* _WRITTEN EXERCISE_
Gather every line from the entries below that includes "Word".

* _ENTRIES_
/---
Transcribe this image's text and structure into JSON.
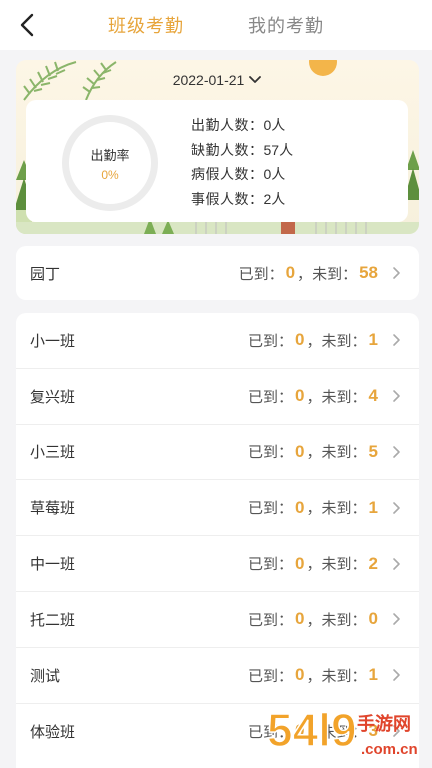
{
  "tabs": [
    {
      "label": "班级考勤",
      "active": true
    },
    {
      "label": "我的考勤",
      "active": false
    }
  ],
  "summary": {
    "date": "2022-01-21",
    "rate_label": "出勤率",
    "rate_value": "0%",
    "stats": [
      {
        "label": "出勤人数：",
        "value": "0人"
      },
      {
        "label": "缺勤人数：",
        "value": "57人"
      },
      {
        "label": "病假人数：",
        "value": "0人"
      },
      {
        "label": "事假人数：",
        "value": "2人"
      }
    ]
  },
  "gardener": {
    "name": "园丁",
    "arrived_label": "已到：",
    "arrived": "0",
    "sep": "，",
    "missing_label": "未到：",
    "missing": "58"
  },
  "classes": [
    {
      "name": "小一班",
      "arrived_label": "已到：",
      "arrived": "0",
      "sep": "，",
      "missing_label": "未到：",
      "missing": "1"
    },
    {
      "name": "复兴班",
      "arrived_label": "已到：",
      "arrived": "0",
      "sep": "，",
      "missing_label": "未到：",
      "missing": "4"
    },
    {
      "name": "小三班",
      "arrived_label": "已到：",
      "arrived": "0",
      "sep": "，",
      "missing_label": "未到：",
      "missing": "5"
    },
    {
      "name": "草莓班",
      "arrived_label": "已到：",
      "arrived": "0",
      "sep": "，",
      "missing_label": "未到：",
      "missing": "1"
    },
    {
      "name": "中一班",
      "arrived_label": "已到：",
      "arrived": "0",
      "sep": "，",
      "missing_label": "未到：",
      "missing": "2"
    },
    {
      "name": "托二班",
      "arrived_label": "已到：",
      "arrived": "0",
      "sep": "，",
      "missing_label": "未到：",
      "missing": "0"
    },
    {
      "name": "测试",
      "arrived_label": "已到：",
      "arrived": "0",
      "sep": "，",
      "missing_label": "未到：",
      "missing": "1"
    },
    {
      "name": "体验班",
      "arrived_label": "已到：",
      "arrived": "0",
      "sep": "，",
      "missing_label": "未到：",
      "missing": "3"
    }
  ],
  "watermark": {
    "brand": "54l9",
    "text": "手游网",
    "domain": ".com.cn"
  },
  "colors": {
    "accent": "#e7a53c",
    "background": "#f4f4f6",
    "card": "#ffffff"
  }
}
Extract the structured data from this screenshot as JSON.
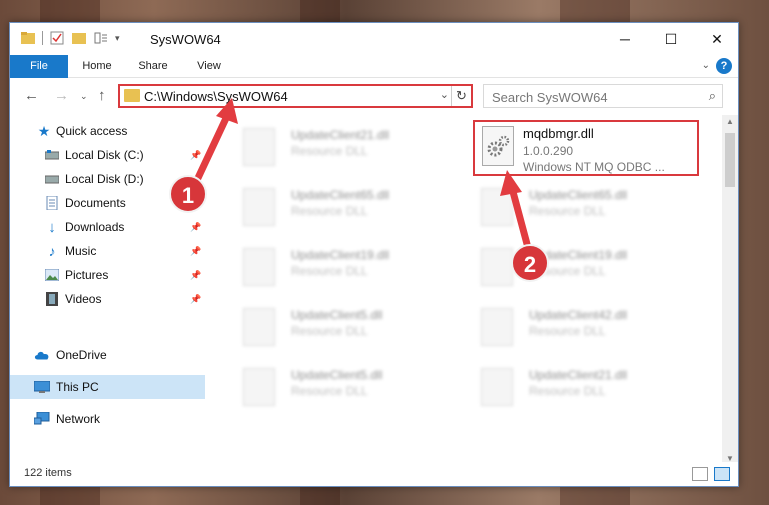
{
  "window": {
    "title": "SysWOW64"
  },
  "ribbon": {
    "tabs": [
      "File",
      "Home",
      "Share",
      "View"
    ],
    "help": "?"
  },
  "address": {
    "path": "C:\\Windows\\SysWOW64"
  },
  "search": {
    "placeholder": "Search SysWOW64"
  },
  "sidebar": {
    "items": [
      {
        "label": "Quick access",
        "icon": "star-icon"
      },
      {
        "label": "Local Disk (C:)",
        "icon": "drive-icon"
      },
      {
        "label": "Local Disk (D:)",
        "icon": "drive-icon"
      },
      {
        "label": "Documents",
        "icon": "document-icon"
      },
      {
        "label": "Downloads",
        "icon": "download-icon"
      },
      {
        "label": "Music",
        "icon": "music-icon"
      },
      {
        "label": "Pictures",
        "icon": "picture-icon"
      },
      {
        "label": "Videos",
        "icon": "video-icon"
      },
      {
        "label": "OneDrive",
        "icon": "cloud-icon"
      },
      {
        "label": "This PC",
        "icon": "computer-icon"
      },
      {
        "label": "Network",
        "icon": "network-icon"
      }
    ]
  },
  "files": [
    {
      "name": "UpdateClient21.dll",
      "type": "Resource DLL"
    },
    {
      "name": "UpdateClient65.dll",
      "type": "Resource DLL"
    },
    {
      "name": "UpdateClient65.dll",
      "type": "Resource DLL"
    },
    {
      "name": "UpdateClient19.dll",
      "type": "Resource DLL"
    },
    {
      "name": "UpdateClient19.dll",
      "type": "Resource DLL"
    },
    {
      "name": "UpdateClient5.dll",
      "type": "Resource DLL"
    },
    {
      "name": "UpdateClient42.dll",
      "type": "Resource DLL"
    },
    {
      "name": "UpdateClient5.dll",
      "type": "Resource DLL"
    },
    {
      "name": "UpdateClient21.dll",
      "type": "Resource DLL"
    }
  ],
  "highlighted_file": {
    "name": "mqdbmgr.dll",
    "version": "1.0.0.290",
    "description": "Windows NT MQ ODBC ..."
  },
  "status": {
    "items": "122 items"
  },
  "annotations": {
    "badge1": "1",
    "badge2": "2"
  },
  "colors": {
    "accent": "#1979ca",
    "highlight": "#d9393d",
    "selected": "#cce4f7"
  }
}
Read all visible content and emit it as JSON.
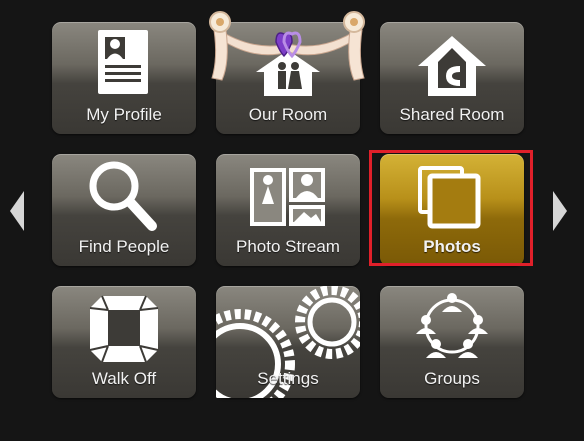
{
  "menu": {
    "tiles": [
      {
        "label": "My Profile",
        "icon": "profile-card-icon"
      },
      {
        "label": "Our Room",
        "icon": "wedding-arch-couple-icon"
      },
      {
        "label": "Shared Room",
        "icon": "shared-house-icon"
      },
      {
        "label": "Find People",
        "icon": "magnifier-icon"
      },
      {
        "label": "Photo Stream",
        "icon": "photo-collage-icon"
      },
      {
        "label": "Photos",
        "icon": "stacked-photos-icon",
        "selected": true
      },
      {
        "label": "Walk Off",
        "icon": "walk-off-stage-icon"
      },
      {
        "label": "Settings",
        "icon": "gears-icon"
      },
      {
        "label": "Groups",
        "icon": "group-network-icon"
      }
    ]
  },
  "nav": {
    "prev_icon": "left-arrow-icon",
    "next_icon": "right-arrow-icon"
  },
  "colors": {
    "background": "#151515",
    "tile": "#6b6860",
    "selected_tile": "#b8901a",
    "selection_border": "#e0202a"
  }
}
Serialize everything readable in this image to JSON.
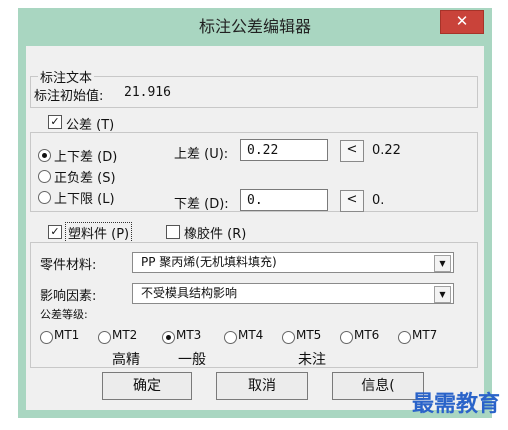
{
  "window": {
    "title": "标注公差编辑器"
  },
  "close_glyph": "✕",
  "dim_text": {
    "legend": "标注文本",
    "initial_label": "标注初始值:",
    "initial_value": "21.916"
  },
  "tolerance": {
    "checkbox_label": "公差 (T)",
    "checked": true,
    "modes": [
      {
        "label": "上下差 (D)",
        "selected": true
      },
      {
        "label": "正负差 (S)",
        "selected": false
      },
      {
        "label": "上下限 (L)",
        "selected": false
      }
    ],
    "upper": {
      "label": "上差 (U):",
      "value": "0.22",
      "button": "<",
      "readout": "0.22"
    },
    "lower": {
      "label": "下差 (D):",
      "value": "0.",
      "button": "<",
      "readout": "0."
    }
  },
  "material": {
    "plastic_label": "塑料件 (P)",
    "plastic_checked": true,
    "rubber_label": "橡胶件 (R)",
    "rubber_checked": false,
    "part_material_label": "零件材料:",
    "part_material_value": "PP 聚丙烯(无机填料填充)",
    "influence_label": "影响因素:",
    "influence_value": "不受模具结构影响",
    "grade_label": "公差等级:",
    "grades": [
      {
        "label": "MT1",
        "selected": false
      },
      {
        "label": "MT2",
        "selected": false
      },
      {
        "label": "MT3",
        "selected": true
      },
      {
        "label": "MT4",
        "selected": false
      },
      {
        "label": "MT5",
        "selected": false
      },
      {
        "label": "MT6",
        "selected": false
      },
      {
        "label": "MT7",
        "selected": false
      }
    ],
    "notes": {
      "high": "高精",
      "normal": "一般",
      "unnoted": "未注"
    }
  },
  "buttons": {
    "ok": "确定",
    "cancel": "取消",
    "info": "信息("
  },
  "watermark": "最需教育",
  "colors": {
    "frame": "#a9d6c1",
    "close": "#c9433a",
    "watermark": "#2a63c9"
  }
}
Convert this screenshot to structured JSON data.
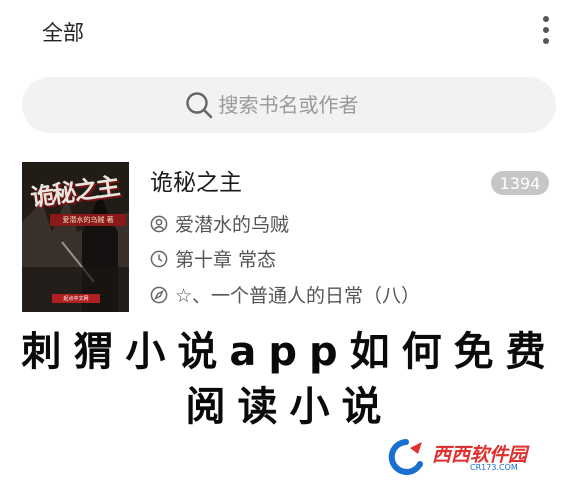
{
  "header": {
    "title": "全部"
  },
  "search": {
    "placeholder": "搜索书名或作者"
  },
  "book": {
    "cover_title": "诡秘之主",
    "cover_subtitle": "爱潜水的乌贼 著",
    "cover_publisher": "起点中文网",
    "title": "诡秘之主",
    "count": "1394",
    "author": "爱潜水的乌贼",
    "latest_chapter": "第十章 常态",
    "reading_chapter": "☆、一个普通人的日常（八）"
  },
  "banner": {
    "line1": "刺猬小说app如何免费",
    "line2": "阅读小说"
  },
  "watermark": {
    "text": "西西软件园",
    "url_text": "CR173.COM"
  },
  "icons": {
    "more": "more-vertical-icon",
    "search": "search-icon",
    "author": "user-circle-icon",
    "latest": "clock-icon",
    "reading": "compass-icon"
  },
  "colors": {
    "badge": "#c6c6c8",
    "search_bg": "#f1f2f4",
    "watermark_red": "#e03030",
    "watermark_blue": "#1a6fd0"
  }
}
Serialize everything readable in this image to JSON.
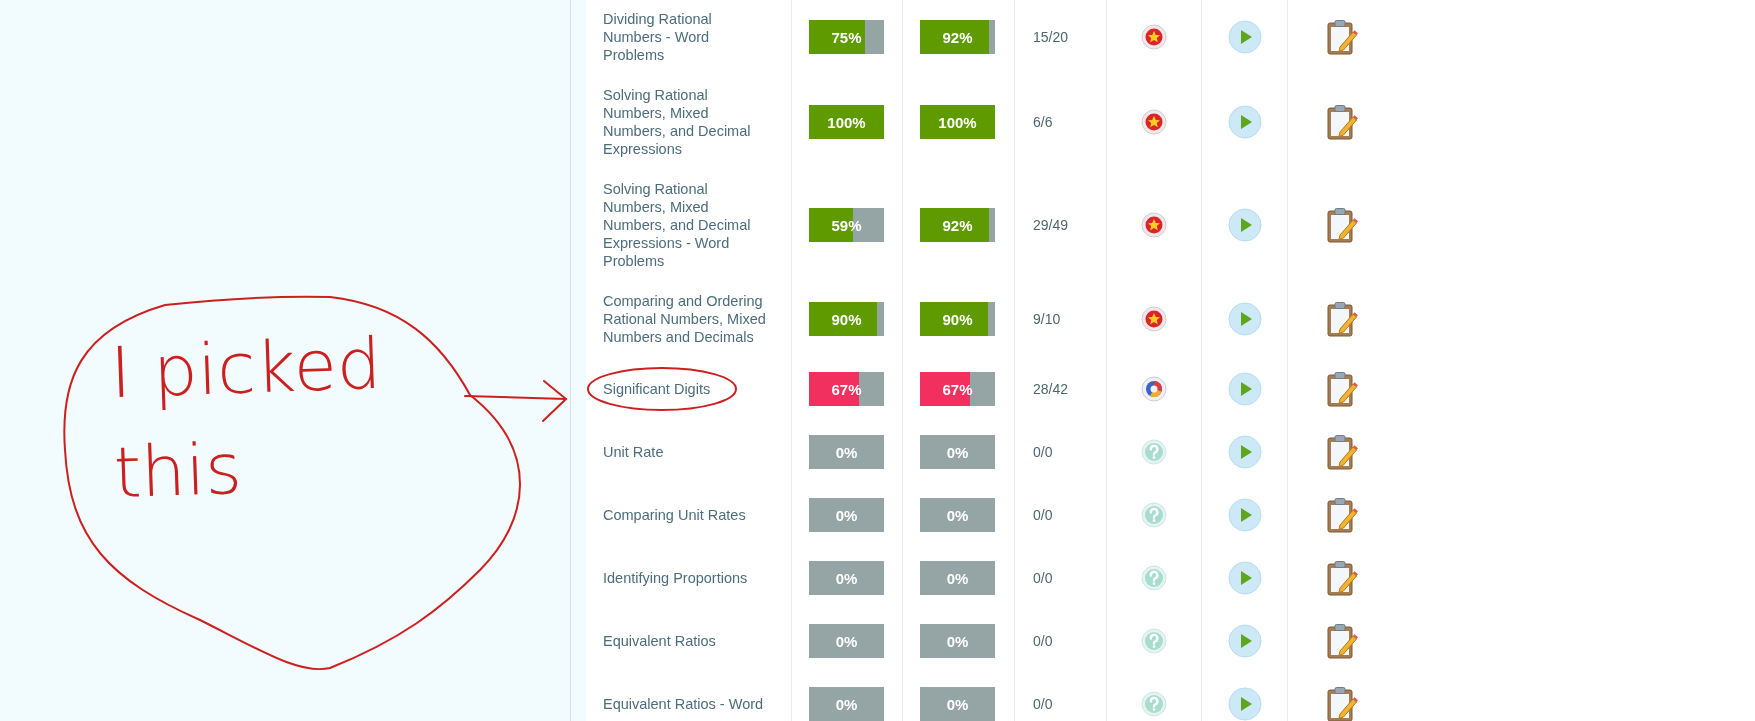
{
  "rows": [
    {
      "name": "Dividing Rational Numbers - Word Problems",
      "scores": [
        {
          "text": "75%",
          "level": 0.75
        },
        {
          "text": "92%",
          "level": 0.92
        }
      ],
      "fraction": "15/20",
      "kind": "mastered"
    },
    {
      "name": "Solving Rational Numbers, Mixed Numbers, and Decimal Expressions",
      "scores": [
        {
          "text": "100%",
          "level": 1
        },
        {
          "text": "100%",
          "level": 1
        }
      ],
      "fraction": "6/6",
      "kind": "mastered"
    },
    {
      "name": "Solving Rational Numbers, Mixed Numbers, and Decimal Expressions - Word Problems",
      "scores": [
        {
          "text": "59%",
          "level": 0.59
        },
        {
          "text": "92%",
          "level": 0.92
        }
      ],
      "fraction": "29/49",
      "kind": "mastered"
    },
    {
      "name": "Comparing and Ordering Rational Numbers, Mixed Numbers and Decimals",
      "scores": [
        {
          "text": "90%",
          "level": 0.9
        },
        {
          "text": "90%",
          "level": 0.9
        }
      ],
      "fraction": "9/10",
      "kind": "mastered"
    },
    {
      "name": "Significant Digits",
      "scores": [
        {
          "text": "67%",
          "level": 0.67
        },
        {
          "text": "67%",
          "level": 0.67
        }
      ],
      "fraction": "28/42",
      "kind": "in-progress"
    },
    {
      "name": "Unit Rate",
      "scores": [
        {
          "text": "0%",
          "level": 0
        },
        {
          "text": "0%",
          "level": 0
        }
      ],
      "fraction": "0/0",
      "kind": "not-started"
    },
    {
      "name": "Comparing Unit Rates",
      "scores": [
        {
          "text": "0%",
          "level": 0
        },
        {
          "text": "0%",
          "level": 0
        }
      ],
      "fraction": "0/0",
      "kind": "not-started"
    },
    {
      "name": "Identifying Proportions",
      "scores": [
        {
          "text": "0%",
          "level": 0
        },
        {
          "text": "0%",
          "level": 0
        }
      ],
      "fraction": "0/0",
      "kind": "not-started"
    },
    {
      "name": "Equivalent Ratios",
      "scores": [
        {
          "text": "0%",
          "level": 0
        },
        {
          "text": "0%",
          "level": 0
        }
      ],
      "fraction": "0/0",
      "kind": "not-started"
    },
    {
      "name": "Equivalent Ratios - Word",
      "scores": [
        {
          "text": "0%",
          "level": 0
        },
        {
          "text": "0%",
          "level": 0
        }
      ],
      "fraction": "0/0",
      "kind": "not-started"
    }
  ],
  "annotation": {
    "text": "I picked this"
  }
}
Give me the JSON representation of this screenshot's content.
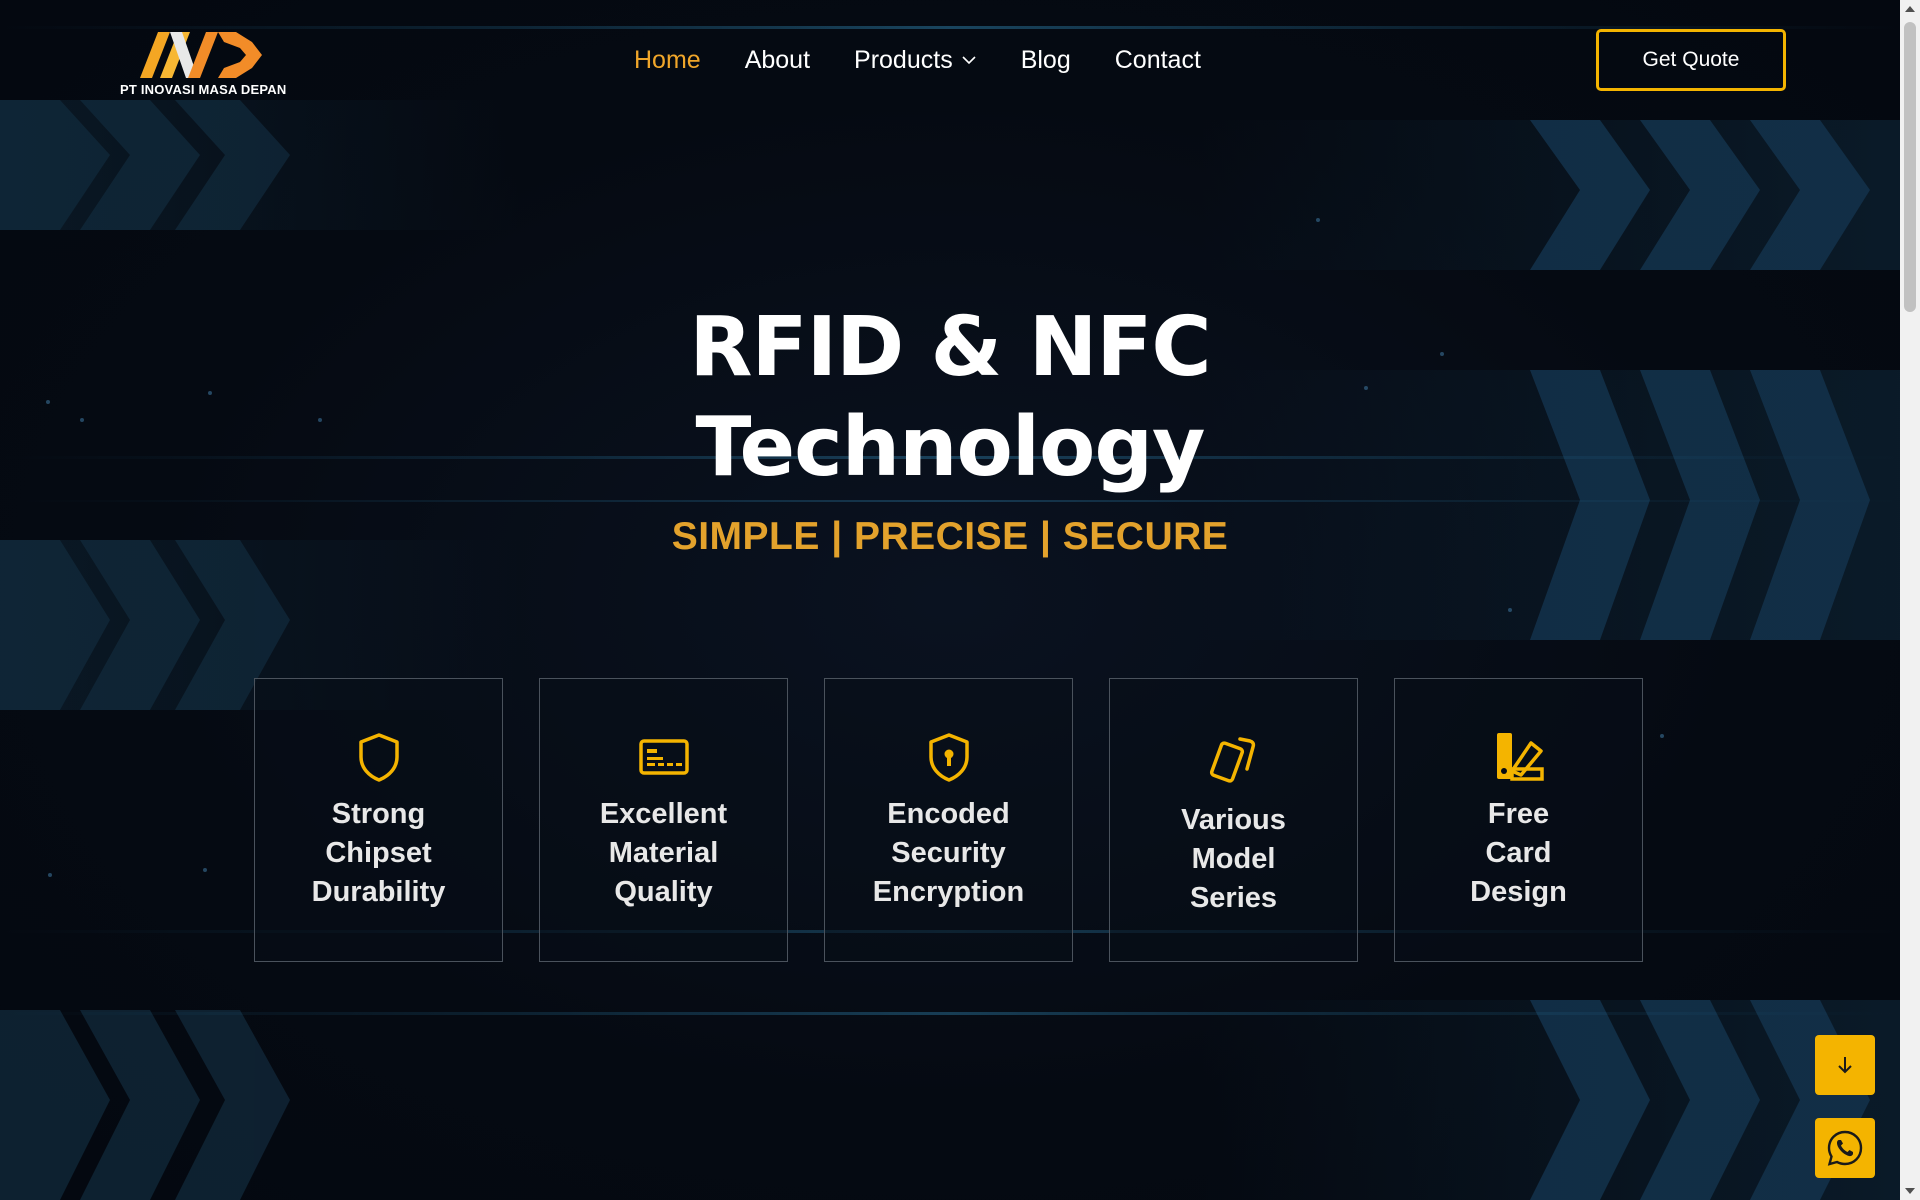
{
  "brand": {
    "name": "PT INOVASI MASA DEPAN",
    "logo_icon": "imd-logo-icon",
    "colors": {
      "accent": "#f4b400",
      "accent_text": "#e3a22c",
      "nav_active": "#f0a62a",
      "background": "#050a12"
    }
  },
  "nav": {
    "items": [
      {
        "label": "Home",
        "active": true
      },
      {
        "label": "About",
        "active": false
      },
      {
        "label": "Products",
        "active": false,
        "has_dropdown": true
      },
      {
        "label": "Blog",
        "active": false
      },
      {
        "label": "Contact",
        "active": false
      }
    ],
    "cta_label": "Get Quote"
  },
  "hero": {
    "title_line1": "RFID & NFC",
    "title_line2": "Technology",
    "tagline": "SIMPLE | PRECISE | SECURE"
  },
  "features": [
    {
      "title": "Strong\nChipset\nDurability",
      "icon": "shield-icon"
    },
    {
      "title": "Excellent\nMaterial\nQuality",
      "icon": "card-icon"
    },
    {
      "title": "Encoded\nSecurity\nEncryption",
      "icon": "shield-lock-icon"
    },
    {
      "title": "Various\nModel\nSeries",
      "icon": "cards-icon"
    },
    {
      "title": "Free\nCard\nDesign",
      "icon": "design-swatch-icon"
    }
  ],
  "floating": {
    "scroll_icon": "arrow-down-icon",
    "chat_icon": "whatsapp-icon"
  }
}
\---
* _THE SOLUTION_
      "name": "Dividing Rational Numbers - Word Problems",
      "name": "Solving Rational Numbers, Mixed Numbers, and Decimal Expressions - Word Problems",
      "name": "Equivalent Ratios - Word",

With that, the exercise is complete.